What you have to do: Write out all lines holding the word "none".
+++
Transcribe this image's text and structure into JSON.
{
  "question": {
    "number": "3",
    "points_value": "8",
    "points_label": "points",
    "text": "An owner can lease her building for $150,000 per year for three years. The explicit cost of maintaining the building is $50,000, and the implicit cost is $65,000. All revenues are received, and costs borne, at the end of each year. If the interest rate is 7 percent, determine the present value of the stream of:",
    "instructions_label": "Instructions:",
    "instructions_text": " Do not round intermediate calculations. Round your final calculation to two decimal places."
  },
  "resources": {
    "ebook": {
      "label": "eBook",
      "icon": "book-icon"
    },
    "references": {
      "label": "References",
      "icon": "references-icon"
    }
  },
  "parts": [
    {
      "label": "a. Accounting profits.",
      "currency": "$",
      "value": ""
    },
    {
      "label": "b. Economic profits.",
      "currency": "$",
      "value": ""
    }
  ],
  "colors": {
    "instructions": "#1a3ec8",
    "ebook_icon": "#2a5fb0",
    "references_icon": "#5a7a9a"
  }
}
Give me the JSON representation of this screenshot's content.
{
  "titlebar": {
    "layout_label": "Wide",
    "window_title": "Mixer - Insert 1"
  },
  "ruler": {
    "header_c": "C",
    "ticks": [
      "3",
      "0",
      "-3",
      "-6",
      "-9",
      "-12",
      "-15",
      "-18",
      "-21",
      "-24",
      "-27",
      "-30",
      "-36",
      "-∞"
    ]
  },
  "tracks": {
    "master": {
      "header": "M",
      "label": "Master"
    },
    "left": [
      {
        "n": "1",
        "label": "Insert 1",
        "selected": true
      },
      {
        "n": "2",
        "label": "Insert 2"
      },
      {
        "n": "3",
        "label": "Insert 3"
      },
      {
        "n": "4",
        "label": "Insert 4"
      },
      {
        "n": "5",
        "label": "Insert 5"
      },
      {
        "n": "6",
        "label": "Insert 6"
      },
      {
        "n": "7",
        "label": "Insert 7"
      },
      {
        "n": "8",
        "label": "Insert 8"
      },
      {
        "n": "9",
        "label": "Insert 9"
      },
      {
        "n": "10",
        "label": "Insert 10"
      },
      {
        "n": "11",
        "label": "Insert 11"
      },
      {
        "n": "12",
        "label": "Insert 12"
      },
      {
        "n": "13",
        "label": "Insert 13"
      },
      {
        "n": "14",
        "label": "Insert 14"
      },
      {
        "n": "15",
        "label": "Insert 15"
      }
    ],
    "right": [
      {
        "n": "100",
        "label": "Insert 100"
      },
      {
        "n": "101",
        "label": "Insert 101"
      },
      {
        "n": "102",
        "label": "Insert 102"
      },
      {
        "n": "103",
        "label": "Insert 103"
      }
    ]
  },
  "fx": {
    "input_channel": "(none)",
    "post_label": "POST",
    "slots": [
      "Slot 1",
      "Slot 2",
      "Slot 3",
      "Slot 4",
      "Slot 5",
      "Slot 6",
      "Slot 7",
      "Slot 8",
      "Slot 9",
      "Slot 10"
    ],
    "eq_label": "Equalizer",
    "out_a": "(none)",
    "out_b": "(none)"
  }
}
+++
Output:
    "input_channel": "(none)",
    "out_a": "(none)",
    "out_b": "(none)"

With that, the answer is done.